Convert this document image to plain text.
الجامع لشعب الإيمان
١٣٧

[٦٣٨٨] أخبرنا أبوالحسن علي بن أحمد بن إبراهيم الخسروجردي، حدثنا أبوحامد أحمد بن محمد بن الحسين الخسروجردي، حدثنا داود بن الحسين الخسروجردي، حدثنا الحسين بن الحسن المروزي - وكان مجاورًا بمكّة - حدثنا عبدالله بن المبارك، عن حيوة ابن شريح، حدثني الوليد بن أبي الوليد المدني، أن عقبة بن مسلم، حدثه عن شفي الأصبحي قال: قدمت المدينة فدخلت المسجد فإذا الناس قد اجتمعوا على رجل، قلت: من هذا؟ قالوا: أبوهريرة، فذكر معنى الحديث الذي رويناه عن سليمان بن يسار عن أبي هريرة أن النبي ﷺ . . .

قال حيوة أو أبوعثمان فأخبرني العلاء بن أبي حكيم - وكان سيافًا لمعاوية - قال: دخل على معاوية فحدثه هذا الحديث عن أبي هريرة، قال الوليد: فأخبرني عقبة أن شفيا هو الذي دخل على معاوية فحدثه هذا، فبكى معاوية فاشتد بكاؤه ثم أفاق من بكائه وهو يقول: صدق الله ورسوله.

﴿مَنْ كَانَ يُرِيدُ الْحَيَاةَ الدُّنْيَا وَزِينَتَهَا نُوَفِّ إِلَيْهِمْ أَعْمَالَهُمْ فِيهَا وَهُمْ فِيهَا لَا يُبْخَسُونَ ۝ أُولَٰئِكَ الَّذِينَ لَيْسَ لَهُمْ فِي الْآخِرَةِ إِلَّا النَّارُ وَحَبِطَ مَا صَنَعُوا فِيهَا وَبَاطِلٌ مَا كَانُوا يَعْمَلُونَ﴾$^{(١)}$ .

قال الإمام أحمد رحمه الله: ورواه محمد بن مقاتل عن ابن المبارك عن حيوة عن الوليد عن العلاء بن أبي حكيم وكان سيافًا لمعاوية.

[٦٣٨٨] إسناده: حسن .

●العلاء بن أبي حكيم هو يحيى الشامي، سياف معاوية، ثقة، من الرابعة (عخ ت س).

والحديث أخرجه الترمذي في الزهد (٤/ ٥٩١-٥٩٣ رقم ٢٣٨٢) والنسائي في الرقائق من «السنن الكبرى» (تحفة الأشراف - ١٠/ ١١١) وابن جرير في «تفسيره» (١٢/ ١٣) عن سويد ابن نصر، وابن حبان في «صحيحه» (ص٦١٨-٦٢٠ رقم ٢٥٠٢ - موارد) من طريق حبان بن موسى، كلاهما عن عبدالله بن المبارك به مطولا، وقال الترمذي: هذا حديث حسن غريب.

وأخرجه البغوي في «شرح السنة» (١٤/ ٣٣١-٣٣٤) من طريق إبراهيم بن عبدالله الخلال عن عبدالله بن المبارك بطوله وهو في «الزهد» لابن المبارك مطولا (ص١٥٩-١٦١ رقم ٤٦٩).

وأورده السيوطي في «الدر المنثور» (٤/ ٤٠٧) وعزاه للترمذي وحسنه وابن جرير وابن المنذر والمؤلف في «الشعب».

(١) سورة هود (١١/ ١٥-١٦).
------------------------------
*Aim of the task*
Transcribe the full listing above without leaving anything out.

*Answer to this problem*
Convert this document image to plain text.
الجامع لشعب الإيمان
١٣٧

[٦٣٨٨] أخبرنا أبوالحسن علي بن أحمد بن إبراهيم الخسروجردي، حدثنا أبوحامد أحمد بن محمد بن الحسين الخسروجردي، حدثنا داود بن الحسين الخسروجردي، حدثنا الحسين بن الحسن المروزي - وكان مجاورًا بمكّة - حدثنا عبدالله بن المبارك، عن حيوة ابن شريح، حدثني الوليد بن أبي الوليد المدني، أن عقبة بن مسلم، حدثه عن شفي الأصبحي قال: قدمت المدينة فدخلت المسجد فإذا الناس قد اجتمعوا على رجل، قلت: من هذا؟ قالوا: أبوهريرة، فذكر معنى الحديث الذي رويناه عن سليمان بن يسار عن أبي هريرة أن النبي ﷺ . . .

قال حيوة أو أبوعثمان فأخبرني العلاء بن أبي حكيم - وكان سيافًا لمعاوية - قال: دخل على معاوية فحدثه هذا الحديث عن أبي هريرة، قال الوليد: فأخبرني عقبة أن شفيا هو الذي دخل على معاوية فحدثه هذا، فبكى معاوية فاشتد بكاؤه ثم أفاق من بكائه وهو يقول: صدق الله ورسوله.

﴿مَنْ كَانَ يُرِيدُ الْحَيَاةَ الدُّنْيَا وَزِينَتَهَا نُوَفِّ إِلَيْهِمْ أَعْمَالَهُمْ فِيهَا وَهُمْ فِيهَا لَا يُبْخَسُونَ ۝ أُولَٰئِكَ الَّذِينَ لَيْسَ لَهُمْ فِي الْآخِرَةِ إِلَّا النَّارُ وَحَبِطَ مَا صَنَعُوا فِيهَا وَبَاطِلٌ مَا كَانُوا يَعْمَلُونَ﴾$^{(١)}$ .

قال الإمام أحمد رحمه الله: ورواه محمد بن مقاتل عن ابن المبارك عن حيوة عن الوليد عن العلاء بن أبي حكيم وكان سيافًا لمعاوية.

[٦٣٨٨] إسناده: حسن .

●العلاء بن أبي حكيم هو يحيى الشامي، سياف معاوية، ثقة، من الرابعة (عخ ت س).

والحديث أخرجه الترمذي في الزهد (٤/ ٥٩١-٥٩٣ رقم ٢٣٨٢) والنسائي في الرقائق من «السنن الكبرى» (تحفة الأشراف - ١٠/ ١١١) وابن جرير في «تفسيره» (١٢/ ١٣) عن سويد ابن نصر، وابن حبان في «صحيحه» (ص٦١٨-٦٢٠ رقم ٢٥٠٢ - موارد) من طريق حبان بن موسى، كلاهما عن عبدالله بن المبارك به مطولا، وقال الترمذي: هذا حديث حسن غريب.

وأخرجه البغوي في «شرح السنة» (١٤/ ٣٣١-٣٣٤) من طريق إبراهيم بن عبدالله الخلال عن عبدالله بن المبارك بطوله وهو في «الزهد» لابن المبارك مطولا (ص١٥٩-١٦١ رقم ٤٦٩).

وأورده السيوطي في «الدر المنثور» (٤/ ٤٠٧) وعزاه للترمذي وحسنه وابن جرير وابن المنذر والمؤلف في «الشعب».

(١) سورة هود (١١/ ١٥-١٦).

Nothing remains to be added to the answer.